▶ **STATED GOAL**: Every line of the listing must be reproduced as it stands. Leave the images behind.

▶ **WORKING DATA**:
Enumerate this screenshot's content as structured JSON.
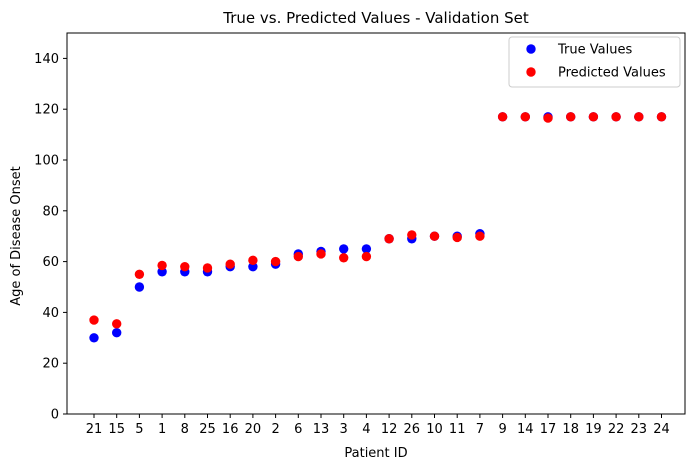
{
  "chart_data": {
    "type": "scatter",
    "title": "True vs. Predicted Values - Validation Set",
    "xlabel": "Patient ID",
    "ylabel": "Age of Disease Onset",
    "ylim": [
      0,
      150
    ],
    "yticks": [
      0,
      20,
      40,
      60,
      80,
      100,
      120,
      140
    ],
    "categories": [
      "21",
      "15",
      "5",
      "1",
      "8",
      "25",
      "16",
      "20",
      "2",
      "6",
      "13",
      "3",
      "4",
      "12",
      "26",
      "10",
      "11",
      "7",
      "9",
      "14",
      "17",
      "18",
      "19",
      "22",
      "23",
      "24"
    ],
    "grid": false,
    "legend_position": "top-right",
    "series": [
      {
        "name": "True Values",
        "color": "#0000ff",
        "values": [
          30,
          32,
          50,
          56,
          56,
          56,
          58,
          58,
          59,
          63,
          64,
          65,
          65,
          69,
          69,
          70,
          70,
          71,
          117,
          117,
          117,
          117,
          117,
          117,
          117,
          117
        ]
      },
      {
        "name": "Predicted Values",
        "color": "#ff0000",
        "values": [
          37,
          35.5,
          55,
          58.5,
          58,
          57.5,
          59,
          60.5,
          60,
          62,
          63,
          61.5,
          62,
          69,
          70.5,
          70,
          69.5,
          70,
          117,
          117,
          116.5,
          117,
          117,
          117,
          117,
          117
        ]
      }
    ]
  }
}
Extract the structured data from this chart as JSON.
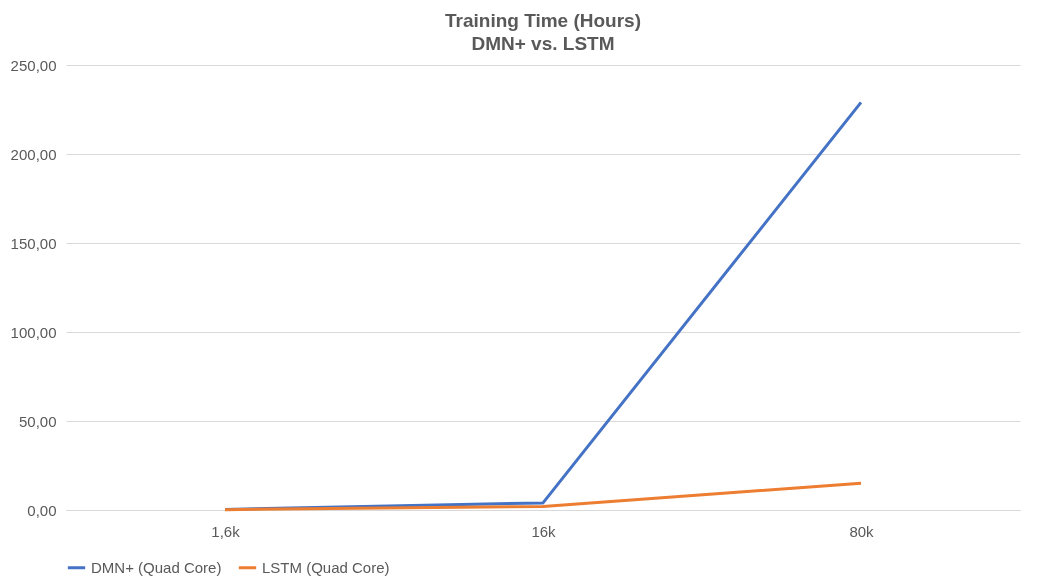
{
  "chart_data": {
    "type": "line",
    "title": "Training Time (Hours)",
    "subtitle": "DMN+ vs. LSTM",
    "categories": [
      "1,6k",
      "16k",
      "80k"
    ],
    "series": [
      {
        "name": "DMN+ (Quad Core)",
        "color": "#4472c4",
        "values": [
          0.3,
          4,
          229
        ]
      },
      {
        "name": "LSTM (Quad Core)",
        "color": "#ed7d31",
        "values": [
          0.2,
          2,
          15
        ]
      }
    ],
    "ylim": [
      0,
      250
    ],
    "yticks": [
      {
        "value": 0,
        "label": "0,00"
      },
      {
        "value": 50,
        "label": "50,00"
      },
      {
        "value": 100,
        "label": "100,00"
      },
      {
        "value": 150,
        "label": "150,00"
      },
      {
        "value": 200,
        "label": "200,00"
      },
      {
        "value": 250,
        "label": "250,00"
      }
    ],
    "grid": "y",
    "legend": "bottom",
    "marker": "none",
    "line_style": "solid"
  }
}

▶ **SOLUTION TO THE PROBLEM**:
Enumerate this screenshot's content as structured JSON.
{
  "chart_data": {
    "type": "scatter",
    "title": "True vs. Predicted Values - Validation Set",
    "xlabel": "Patient ID",
    "ylabel": "Age of Disease Onset",
    "ylim": [
      0,
      150
    ],
    "yticks": [
      0,
      20,
      40,
      60,
      80,
      100,
      120,
      140
    ],
    "categories": [
      "21",
      "15",
      "5",
      "1",
      "8",
      "25",
      "16",
      "20",
      "2",
      "6",
      "13",
      "3",
      "4",
      "12",
      "26",
      "10",
      "11",
      "7",
      "9",
      "14",
      "17",
      "18",
      "19",
      "22",
      "23",
      "24"
    ],
    "grid": false,
    "legend_position": "top-right",
    "series": [
      {
        "name": "True Values",
        "color": "#0000ff",
        "values": [
          30,
          32,
          50,
          56,
          56,
          56,
          58,
          58,
          59,
          63,
          64,
          65,
          65,
          69,
          69,
          70,
          70,
          71,
          117,
          117,
          117,
          117,
          117,
          117,
          117,
          117
        ]
      },
      {
        "name": "Predicted Values",
        "color": "#ff0000",
        "values": [
          37,
          35.5,
          55,
          58.5,
          58,
          57.5,
          59,
          60.5,
          60,
          62,
          63,
          61.5,
          62,
          69,
          70.5,
          70,
          69.5,
          70,
          117,
          117,
          116.5,
          117,
          117,
          117,
          117,
          117
        ]
      }
    ]
  }
}
Extract the structured data from this chart as JSON.
{
  "chart_data": {
    "type": "line",
    "title": "Training Time (Hours)",
    "subtitle": "DMN+ vs. LSTM",
    "categories": [
      "1,6k",
      "16k",
      "80k"
    ],
    "series": [
      {
        "name": "DMN+ (Quad Core)",
        "color": "#4472c4",
        "values": [
          0.3,
          4,
          229
        ]
      },
      {
        "name": "LSTM (Quad Core)",
        "color": "#ed7d31",
        "values": [
          0.2,
          2,
          15
        ]
      }
    ],
    "ylim": [
      0,
      250
    ],
    "yticks": [
      {
        "value": 0,
        "label": "0,00"
      },
      {
        "value": 50,
        "label": "50,00"
      },
      {
        "value": 100,
        "label": "100,00"
      },
      {
        "value": 150,
        "label": "150,00"
      },
      {
        "value": 200,
        "label": "200,00"
      },
      {
        "value": 250,
        "label": "250,00"
      }
    ],
    "grid": "y",
    "legend": "bottom",
    "marker": "none",
    "line_style": "solid"
  }
}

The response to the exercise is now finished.